PROBLEM DESCRIPTION → All of the data needs to be repeated exactly.

INPUT →
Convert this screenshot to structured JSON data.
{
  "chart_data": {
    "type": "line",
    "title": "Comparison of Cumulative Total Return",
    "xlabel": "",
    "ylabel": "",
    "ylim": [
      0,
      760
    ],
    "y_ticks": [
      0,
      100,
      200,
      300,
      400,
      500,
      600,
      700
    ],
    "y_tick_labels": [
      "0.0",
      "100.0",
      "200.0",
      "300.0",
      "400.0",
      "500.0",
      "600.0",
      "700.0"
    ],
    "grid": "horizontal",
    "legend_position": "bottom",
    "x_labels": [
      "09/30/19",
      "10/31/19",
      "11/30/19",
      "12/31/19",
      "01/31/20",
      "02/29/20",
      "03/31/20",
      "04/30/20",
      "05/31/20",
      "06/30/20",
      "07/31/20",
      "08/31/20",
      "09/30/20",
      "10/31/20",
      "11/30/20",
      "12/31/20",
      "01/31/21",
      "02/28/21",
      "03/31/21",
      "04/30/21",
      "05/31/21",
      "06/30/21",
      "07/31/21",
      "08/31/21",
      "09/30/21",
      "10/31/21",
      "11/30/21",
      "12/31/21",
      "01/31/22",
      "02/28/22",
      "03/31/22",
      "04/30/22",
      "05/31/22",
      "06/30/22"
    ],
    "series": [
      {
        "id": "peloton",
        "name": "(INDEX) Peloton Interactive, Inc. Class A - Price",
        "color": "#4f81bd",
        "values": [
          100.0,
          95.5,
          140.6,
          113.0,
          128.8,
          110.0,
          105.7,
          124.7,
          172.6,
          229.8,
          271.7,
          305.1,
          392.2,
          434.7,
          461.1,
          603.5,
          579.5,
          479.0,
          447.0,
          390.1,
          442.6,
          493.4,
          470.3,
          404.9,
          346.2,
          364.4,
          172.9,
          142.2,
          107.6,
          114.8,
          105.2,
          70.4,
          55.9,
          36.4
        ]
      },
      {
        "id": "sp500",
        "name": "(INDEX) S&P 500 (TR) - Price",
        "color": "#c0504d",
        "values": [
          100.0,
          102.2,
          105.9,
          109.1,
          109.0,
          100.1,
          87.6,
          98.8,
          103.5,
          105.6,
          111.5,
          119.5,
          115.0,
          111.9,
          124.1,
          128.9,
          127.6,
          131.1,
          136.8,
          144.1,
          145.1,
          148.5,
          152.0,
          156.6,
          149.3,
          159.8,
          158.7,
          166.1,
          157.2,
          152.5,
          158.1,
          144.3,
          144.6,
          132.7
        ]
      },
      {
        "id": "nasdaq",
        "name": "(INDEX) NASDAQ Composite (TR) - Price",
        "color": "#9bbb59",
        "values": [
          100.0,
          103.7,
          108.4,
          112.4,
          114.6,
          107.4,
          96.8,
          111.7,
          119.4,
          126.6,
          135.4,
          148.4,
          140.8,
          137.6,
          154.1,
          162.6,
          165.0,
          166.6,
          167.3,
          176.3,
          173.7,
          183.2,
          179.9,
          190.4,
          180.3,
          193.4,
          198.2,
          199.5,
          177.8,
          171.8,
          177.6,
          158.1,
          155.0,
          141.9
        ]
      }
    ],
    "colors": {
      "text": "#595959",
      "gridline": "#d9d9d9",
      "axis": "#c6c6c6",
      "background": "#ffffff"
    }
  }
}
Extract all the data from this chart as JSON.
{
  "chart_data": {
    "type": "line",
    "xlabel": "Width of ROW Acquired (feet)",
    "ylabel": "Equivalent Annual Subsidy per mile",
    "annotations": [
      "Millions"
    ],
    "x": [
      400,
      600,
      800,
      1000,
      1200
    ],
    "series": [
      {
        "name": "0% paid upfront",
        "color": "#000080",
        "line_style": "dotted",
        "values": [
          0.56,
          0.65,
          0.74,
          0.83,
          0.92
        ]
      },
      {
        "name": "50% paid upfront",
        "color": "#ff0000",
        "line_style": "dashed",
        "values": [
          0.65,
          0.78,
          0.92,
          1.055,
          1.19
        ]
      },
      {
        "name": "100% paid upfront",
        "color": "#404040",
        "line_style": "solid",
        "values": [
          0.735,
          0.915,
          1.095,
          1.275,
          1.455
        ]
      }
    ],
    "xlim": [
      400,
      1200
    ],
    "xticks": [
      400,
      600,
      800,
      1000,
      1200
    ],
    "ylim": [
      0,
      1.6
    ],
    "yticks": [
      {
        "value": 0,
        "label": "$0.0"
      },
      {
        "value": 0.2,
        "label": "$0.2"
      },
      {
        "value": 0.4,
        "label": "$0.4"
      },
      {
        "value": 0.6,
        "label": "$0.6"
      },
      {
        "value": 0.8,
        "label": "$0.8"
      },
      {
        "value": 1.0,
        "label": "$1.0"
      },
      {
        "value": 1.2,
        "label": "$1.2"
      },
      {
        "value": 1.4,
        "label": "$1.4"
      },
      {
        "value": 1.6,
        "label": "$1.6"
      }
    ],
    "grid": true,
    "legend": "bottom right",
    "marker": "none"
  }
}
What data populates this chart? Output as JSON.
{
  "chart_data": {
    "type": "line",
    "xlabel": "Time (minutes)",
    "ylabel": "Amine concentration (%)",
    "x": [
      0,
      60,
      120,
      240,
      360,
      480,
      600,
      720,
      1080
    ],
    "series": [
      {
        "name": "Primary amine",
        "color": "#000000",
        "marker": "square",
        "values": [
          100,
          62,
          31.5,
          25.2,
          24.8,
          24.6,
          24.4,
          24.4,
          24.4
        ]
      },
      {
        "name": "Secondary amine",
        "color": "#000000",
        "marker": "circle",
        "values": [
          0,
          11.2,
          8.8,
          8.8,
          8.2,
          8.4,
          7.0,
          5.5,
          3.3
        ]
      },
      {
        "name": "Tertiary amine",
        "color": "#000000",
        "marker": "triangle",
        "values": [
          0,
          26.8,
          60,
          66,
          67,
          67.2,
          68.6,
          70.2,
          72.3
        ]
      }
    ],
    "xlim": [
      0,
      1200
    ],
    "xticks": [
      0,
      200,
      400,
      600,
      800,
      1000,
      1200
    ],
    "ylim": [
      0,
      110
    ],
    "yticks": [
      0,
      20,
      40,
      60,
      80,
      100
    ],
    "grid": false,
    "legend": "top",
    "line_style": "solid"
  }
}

COMPLETE RESPONSE →
Convert this screenshot to structured JSON data.
{
  "chart_data": {
    "type": "line",
    "title": "Comparison of Cumulative Total Return",
    "xlabel": "",
    "ylabel": "",
    "ylim": [
      0,
      760
    ],
    "y_ticks": [
      0,
      100,
      200,
      300,
      400,
      500,
      600,
      700
    ],
    "y_tick_labels": [
      "0.0",
      "100.0",
      "200.0",
      "300.0",
      "400.0",
      "500.0",
      "600.0",
      "700.0"
    ],
    "grid": "horizontal",
    "legend_position": "bottom",
    "x_labels": [
      "09/30/19",
      "10/31/19",
      "11/30/19",
      "12/31/19",
      "01/31/20",
      "02/29/20",
      "03/31/20",
      "04/30/20",
      "05/31/20",
      "06/30/20",
      "07/31/20",
      "08/31/20",
      "09/30/20",
      "10/31/20",
      "11/30/20",
      "12/31/20",
      "01/31/21",
      "02/28/21",
      "03/31/21",
      "04/30/21",
      "05/31/21",
      "06/30/21",
      "07/31/21",
      "08/31/21",
      "09/30/21",
      "10/31/21",
      "11/30/21",
      "12/31/21",
      "01/31/22",
      "02/28/22",
      "03/31/22",
      "04/30/22",
      "05/31/22",
      "06/30/22"
    ],
    "series": [
      {
        "id": "peloton",
        "name": "(INDEX) Peloton Interactive, Inc. Class A - Price",
        "color": "#4f81bd",
        "values": [
          100.0,
          95.5,
          140.6,
          113.0,
          128.8,
          110.0,
          105.7,
          124.7,
          172.6,
          229.8,
          271.7,
          305.1,
          392.2,
          434.7,
          461.1,
          603.5,
          579.5,
          479.0,
          447.0,
          390.1,
          442.6,
          493.4,
          470.3,
          404.9,
          346.2,
          364.4,
          172.9,
          142.2,
          107.6,
          114.8,
          105.2,
          70.4,
          55.9,
          36.4
        ]
      },
      {
        "id": "sp500",
        "name": "(INDEX) S&P 500 (TR) - Price",
        "color": "#c0504d",
        "values": [
          100.0,
          102.2,
          105.9,
          109.1,
          109.0,
          100.1,
          87.6,
          98.8,
          103.5,
          105.6,
          111.5,
          119.5,
          115.0,
          111.9,
          124.1,
          128.9,
          127.6,
          131.1,
          136.8,
          144.1,
          145.1,
          148.5,
          152.0,
          156.6,
          149.3,
          159.8,
          158.7,
          166.1,
          157.2,
          152.5,
          158.1,
          144.3,
          144.6,
          132.7
        ]
      },
      {
        "id": "nasdaq",
        "name": "(INDEX) NASDAQ Composite (TR) - Price",
        "color": "#9bbb59",
        "values": [
          100.0,
          103.7,
          108.4,
          112.4,
          114.6,
          107.4,
          96.8,
          111.7,
          119.4,
          126.6,
          135.4,
          148.4,
          140.8,
          137.6,
          154.1,
          162.6,
          165.0,
          166.6,
          167.3,
          176.3,
          173.7,
          183.2,
          179.9,
          190.4,
          180.3,
          193.4,
          198.2,
          199.5,
          177.8,
          171.8,
          177.6,
          158.1,
          155.0,
          141.9
        ]
      }
    ],
    "colors": {
      "text": "#595959",
      "gridline": "#d9d9d9",
      "axis": "#c6c6c6",
      "background": "#ffffff"
    }
  }
}
Extract all the data from this chart as JSON.
{
  "chart_data": {
    "type": "line",
    "xlabel": "Width of ROW Acquired (feet)",
    "ylabel": "Equivalent Annual Subsidy per mile",
    "annotations": [
      "Millions"
    ],
    "x": [
      400,
      600,
      800,
      1000,
      1200
    ],
    "series": [
      {
        "name": "0% paid upfront",
        "color": "#000080",
        "line_style": "dotted",
        "values": [
          0.56,
          0.65,
          0.74,
          0.83,
          0.92
        ]
      },
      {
        "name": "50% paid upfront",
        "color": "#ff0000",
        "line_style": "dashed",
        "values": [
          0.65,
          0.78,
          0.92,
          1.055,
          1.19
        ]
      },
      {
        "name": "100% paid upfront",
        "color": "#404040",
        "line_style": "solid",
        "values": [
          0.735,
          0.915,
          1.095,
          1.275,
          1.455
        ]
      }
    ],
    "xlim": [
      400,
      1200
    ],
    "xticks": [
      400,
      600,
      800,
      1000,
      1200
    ],
    "ylim": [
      0,
      1.6
    ],
    "yticks": [
      {
        "value": 0,
        "label": "$0.0"
      },
      {
        "value": 0.2,
        "label": "$0.2"
      },
      {
        "value": 0.4,
        "label": "$0.4"
      },
      {
        "value": 0.6,
        "label": "$0.6"
      },
      {
        "value": 0.8,
        "label": "$0.8"
      },
      {
        "value": 1.0,
        "label": "$1.0"
      },
      {
        "value": 1.2,
        "label": "$1.2"
      },
      {
        "value": 1.4,
        "label": "$1.4"
      },
      {
        "value": 1.6,
        "label": "$1.6"
      }
    ],
    "grid": true,
    "legend": "bottom right",
    "marker": "none"
  }
}
What data populates this chart? Output as JSON.
{
  "chart_data": {
    "type": "line",
    "xlabel": "Time (minutes)",
    "ylabel": "Amine concentration (%)",
    "x": [
      0,
      60,
      120,
      240,
      360,
      480,
      600,
      720,
      1080
    ],
    "series": [
      {
        "name": "Primary amine",
        "color": "#000000",
        "marker": "square",
        "values": [
          100,
          62,
          31.5,
          25.2,
          24.8,
          24.6,
          24.4,
          24.4,
          24.4
        ]
      },
      {
        "name": "Secondary amine",
        "color": "#000000",
        "marker": "circle",
        "values": [
          0,
          11.2,
          8.8,
          8.8,
          8.2,
          8.4,
          7.0,
          5.5,
          3.3
        ]
      },
      {
        "name": "Tertiary amine",
        "color": "#000000",
        "marker": "triangle",
        "values": [
          0,
          26.8,
          60,
          66,
          67,
          67.2,
          68.6,
          70.2,
          72.3
        ]
      }
    ],
    "xlim": [
      0,
      1200
    ],
    "xticks": [
      0,
      200,
      400,
      600,
      800,
      1000,
      1200
    ],
    "ylim": [
      0,
      110
    ],
    "yticks": [
      0,
      20,
      40,
      60,
      80,
      100
    ],
    "grid": false,
    "legend": "top",
    "line_style": "solid"
  }
}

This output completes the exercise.